» TEXT EXCERPT:
** Start **
The Sacraments were not ordained of Christ to be gazed upon or to be carried about, but that we should duly use them. And in such only as worthily receive the same, have they a wholesome effect or operation: but they that receive them unworthily, purchase to themselves damnation, as S. Paul saith.

De Sacramentis

Sacramenta a Christo instituta non tantum sunt notae professionis Christianorum, sed certa quaedam potius testimonia et efficacia signa gratiae atque bonae in nos voluntatis Dei, per quae invisibiliter ipse in nobis operatur, nostramque fidem in se, non solum excitat verum etiam confirmat.
Duo a Christo Domino nostro in Evangelio instituta sunt Sacramenta, scilicet, Baptismus et Coena Domini.
Quinque illa vulgo nominata Sacramenta, scilicet, Confirmatio, Poenitentia, Ordo, Matrimonium, et Extrema Unctio, pro Sacramentis Evangelicis habenda non sunt, ut quae partim a prava Apostolorum imitatione profluxerunt, partim vitae status sunt in Scripturis quidem probati, sed Sacramentorum eandem cum Baptismo et Coena Domini rationem non habentes, ut quae signum aliquod visibile seu ceremoniam a Deo institutam non habeant.
Sacramenta non in hoc instituta sunt a Christo ut spectarentur aut circumferrentur sed ut rite illis uteremur. Et in his duntaxat qui digne percipiunt, salutarem habent effectum: qui vero indigne perci piunt, damnationem, ut inquit Paulus, sibi ipsis acquirunt.
  

Fr. Robert Hart

The subject of Article XXV is not the number of sacraments. Let us be clear that the very use of the word “sacraments” is not because the word, with a definition, is even in the Bible. In the Eastern Orthodox Church the word is never used, because they do not confuse Latin with genuine biblical languages. Their use of the word “mystery” (μυστήριον) is biblical. But, even so, there is no list in the Bible of seven mysteries or sacraments that are spelled out in association with either word. The closest we might get is to marriage as “the μυστήριον of Christ and his Church (Eph. 5:32),” somehow by grace lived out as an outward sign among believers who have entered into the state of life we call matrimony.
** End **
Dataset records
** Start **
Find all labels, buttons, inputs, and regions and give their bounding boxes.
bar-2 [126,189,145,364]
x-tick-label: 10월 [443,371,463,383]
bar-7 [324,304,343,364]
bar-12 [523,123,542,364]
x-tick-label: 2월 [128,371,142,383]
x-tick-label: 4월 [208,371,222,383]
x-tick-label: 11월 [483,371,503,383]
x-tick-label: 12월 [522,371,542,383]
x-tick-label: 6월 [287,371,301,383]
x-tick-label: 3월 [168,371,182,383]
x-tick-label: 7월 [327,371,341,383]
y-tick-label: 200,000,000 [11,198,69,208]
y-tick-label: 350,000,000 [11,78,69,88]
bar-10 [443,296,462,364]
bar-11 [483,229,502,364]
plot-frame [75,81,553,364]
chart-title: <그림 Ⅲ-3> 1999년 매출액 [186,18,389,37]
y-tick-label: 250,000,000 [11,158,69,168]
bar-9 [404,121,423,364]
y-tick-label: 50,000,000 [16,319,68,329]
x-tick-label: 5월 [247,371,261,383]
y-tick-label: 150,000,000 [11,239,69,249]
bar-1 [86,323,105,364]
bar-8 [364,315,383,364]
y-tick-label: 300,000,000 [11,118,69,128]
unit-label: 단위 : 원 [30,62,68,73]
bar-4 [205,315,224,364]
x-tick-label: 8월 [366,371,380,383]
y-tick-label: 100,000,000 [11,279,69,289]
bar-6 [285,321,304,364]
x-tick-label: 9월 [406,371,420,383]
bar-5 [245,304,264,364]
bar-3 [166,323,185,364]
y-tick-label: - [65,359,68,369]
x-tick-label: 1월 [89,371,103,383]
** End **
» TASK PROMPT: Retype the portion of the sacraments text that begins with the words containing "The Sacraments were" and ends with "verum etiam confirmat.".

» TASK RESPONSE:
The Sacraments were not ordained of Christ to be gazed upon or to be carried about, but that we should duly use them. And in such only as worthily receive the same, have they a wholesome effect or operation: but they that receive them unworthily, purchase to themselves damnation, as S. Paul saith.

De Sacramentis

Sacramenta a Christo instituta non tantum sunt notae professionis Christianorum, sed certa quaedam potius testimonia et efficacia signa gratiae atque bonae in nos voluntatis Dei, per quae invisibiliter ipse in nobis operatur, nostramque fidem in se, non solum excitat verum etiam confirmat.